**Exercise input**
━━━━━━━━

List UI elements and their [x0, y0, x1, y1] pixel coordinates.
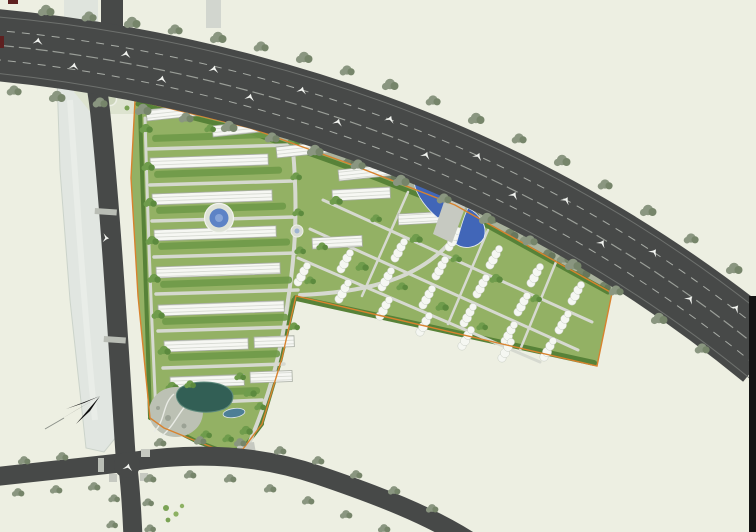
apartment-building: [250, 371, 292, 383]
border-strip: [749, 296, 756, 532]
small-plaza: [291, 225, 303, 237]
border-mark: [0, 36, 4, 48]
rock: [156, 406, 160, 410]
tree: [125, 106, 130, 111]
site-plan-image: [0, 0, 756, 532]
plaza-center: [295, 229, 300, 234]
shrub: [163, 505, 169, 511]
shrub: [180, 504, 184, 508]
side-lane-stub: [206, 0, 221, 28]
intersection: [114, 452, 140, 478]
rock: [182, 424, 187, 429]
corner-pavement: [141, 449, 150, 457]
apartment-building: [254, 336, 294, 348]
crosswalk: [98, 458, 104, 472]
shrub: [173, 511, 178, 516]
circular-pool-plaza: [205, 204, 234, 233]
corner-pavement: [109, 474, 117, 482]
border-mark: [8, 0, 18, 4]
rock: [165, 415, 171, 421]
shrub: [166, 518, 171, 523]
master-plan-canvas: [0, 0, 756, 532]
pool-center: [215, 214, 223, 222]
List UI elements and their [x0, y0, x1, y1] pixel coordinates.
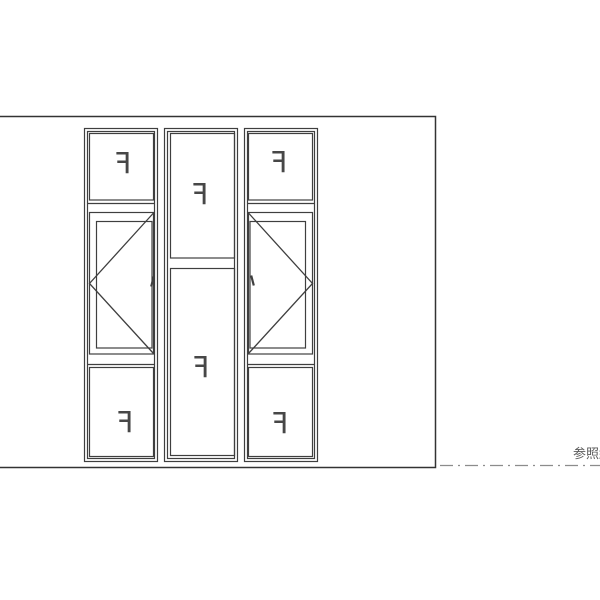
- cad-drawing-page: { "drawing": { "title": "window-elevatio…: [0, 0, 600, 600]
- right-casement-sash: [250, 222, 306, 349]
- fix-mark-center-bottom: F: [193, 354, 210, 383]
- fix-mark-right-bottom: F: [272, 410, 289, 439]
- wall-outline: [0, 117, 436, 468]
- fix-mark-right-top: F: [271, 149, 288, 178]
- right-casement-handle-tick: [251, 276, 254, 286]
- left-casement-swing-triangle: [90, 213, 154, 354]
- reference-label: 参照線: [573, 447, 600, 463]
- right-casement-swing-triangle: [249, 213, 313, 354]
- right-casement-opening: [249, 213, 313, 355]
- left-casement-sash: [97, 222, 153, 349]
- fix-mark-left-bottom: F: [117, 409, 134, 438]
- fix-mark-center-top: F: [192, 181, 209, 210]
- drawing-canvas[interactable]: [0, 0, 600, 600]
- fix-mark-left-top: F: [115, 150, 132, 179]
- left-casement-opening: [90, 213, 154, 355]
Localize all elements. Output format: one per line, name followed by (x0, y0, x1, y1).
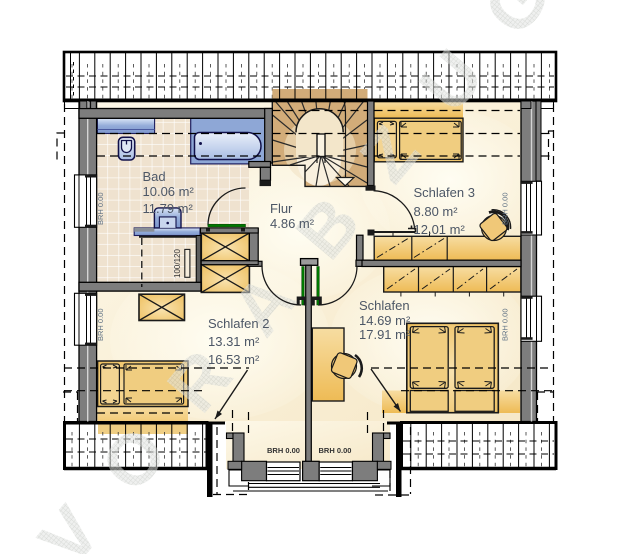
svg-text:12.01 m²: 12.01 m² (414, 222, 466, 237)
svg-text:Schlafen: Schlafen (359, 298, 410, 313)
svg-text:13.31 m²: 13.31 m² (208, 334, 260, 349)
svg-text:Bad: Bad (143, 169, 166, 184)
svg-text:BRH 0.00: BRH 0.00 (267, 446, 300, 455)
svg-text:Schlafen 2: Schlafen 2 (208, 316, 269, 331)
svg-text:11.79 m²: 11.79 m² (143, 201, 194, 216)
svg-text:4.86 m²: 4.86 m² (270, 216, 315, 231)
svg-text:8.80 m²: 8.80 m² (414, 204, 459, 219)
svg-text:BRH 0.00: BRH 0.00 (96, 192, 105, 225)
svg-text:BRH 0.00: BRH 0.00 (501, 308, 510, 341)
svg-text:16.53 m²: 16.53 m² (208, 352, 260, 367)
svg-text:Schlafen 3: Schlafen 3 (414, 185, 475, 200)
svg-text:BRH 0.00: BRH 0.00 (96, 308, 105, 341)
svg-text:17.91 m²: 17.91 m² (359, 327, 411, 342)
svg-text:BRH 0.00: BRH 0.00 (319, 446, 352, 455)
svg-text:BRH 0.00: BRH 0.00 (501, 192, 510, 225)
svg-text:Flur: Flur (270, 201, 293, 216)
svg-text:10.06 m²: 10.06 m² (143, 184, 195, 199)
svg-text:100/120: 100/120 (173, 249, 182, 278)
svg-text:14.69 m²: 14.69 m² (359, 313, 411, 328)
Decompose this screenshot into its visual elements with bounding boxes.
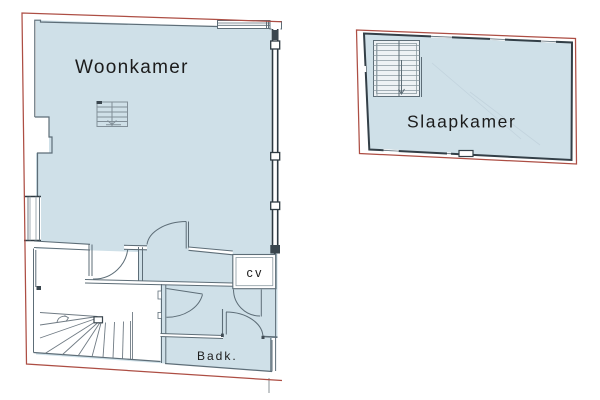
svg-text:Badk.: Badk.: [197, 349, 238, 363]
svg-text:Woonkamer: Woonkamer: [75, 57, 189, 78]
svg-text:Slaapkamer: Slaapkamer: [407, 112, 516, 132]
svg-text:cv: cv: [247, 266, 264, 280]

━━━━━━━━

**Given task**
Reproduce all the rows above verbatim, line for line, and leave out the pictures.

**Result of the task**
List UI elements and their [x0, y0, x1, y1] pixel coordinates.
apartment-building: [250, 371, 292, 383]
border-strip: [749, 296, 756, 532]
small-plaza: [291, 225, 303, 237]
border-mark: [0, 36, 4, 48]
rock: [156, 406, 160, 410]
tree: [125, 106, 130, 111]
site-plan-image: [0, 0, 756, 532]
plaza-center: [295, 229, 300, 234]
shrub: [163, 505, 169, 511]
shrub: [180, 504, 184, 508]
side-lane-stub: [206, 0, 221, 28]
intersection: [114, 452, 140, 478]
rock: [182, 424, 187, 429]
corner-pavement: [141, 449, 150, 457]
apartment-building: [254, 336, 294, 348]
crosswalk: [98, 458, 104, 472]
shrub: [173, 511, 178, 516]
circular-pool-plaza: [205, 204, 234, 233]
corner-pavement: [109, 474, 117, 482]
border-mark: [8, 0, 18, 4]
rock: [165, 415, 171, 421]
shrub: [166, 518, 171, 523]
master-plan-canvas: [0, 0, 756, 532]
pool-center: [215, 214, 223, 222]
List UI elements and their [x0, y0, x1, y1] pixel coordinates.
- cad-drawing-page: { "drawing": { "title": "window-elevatio…: [0, 0, 600, 600]
- right-casement-sash: [250, 222, 306, 349]
- fix-mark-center-bottom: F: [193, 354, 210, 383]
- fix-mark-right-bottom: F: [272, 410, 289, 439]
- wall-outline: [0, 117, 436, 468]
- fix-mark-right-top: F: [271, 149, 288, 178]
- right-casement-handle-tick: [251, 276, 254, 286]
- left-casement-swing-triangle: [90, 213, 154, 354]
- reference-label: 参照線: [573, 447, 600, 463]
- right-casement-swing-triangle: [249, 213, 313, 354]
- right-casement-opening: [249, 213, 313, 355]
- left-casement-sash: [97, 222, 153, 349]
- fix-mark-left-bottom: F: [117, 409, 134, 438]
- fix-mark-center-top: F: [192, 181, 209, 210]
- drawing-canvas[interactable]: [0, 0, 600, 600]
- fix-mark-left-top: F: [115, 150, 132, 179]
- left-casement-opening: [90, 213, 154, 355]
Localize all elements. Output format: one per line, name followed by (x0, y0, x1, y1).
svg-text:12.01 m²: 12.01 m² (414, 222, 466, 237)
svg-text:Schlafen: Schlafen (359, 298, 410, 313)
svg-text:13.31 m²: 13.31 m² (208, 334, 260, 349)
svg-text:Bad: Bad (143, 169, 166, 184)
svg-text:BRH 0.00: BRH 0.00 (267, 446, 300, 455)
svg-text:Schlafen 2: Schlafen 2 (208, 316, 269, 331)
svg-text:11.79 m²: 11.79 m² (143, 201, 194, 216)
svg-text:4.86 m²: 4.86 m² (270, 216, 315, 231)
svg-text:8.80 m²: 8.80 m² (414, 204, 459, 219)
svg-text:BRH 0.00: BRH 0.00 (96, 192, 105, 225)
svg-text:BRH 0.00: BRH 0.00 (501, 308, 510, 341)
svg-text:16.53 m²: 16.53 m² (208, 352, 260, 367)
svg-text:Schlafen 3: Schlafen 3 (414, 185, 475, 200)
svg-text:BRH 0.00: BRH 0.00 (96, 308, 105, 341)
svg-text:17.91 m²: 17.91 m² (359, 327, 411, 342)
svg-text:BRH 0.00: BRH 0.00 (319, 446, 352, 455)
svg-text:BRH 0.00: BRH 0.00 (501, 192, 510, 225)
svg-text:Flur: Flur (270, 201, 293, 216)
svg-text:10.06 m²: 10.06 m² (143, 184, 195, 199)
svg-text:100/120: 100/120 (173, 249, 182, 278)
svg-text:14.69 m²: 14.69 m² (359, 313, 411, 328)
Decompose this screenshot into its visual elements with bounding boxes.
svg-text:Badk.: Badk.: [197, 349, 238, 363]
svg-text:Woonkamer: Woonkamer: [75, 57, 189, 78]
svg-text:Slaapkamer: Slaapkamer: [407, 112, 516, 132]
svg-text:cv: cv: [247, 266, 264, 280]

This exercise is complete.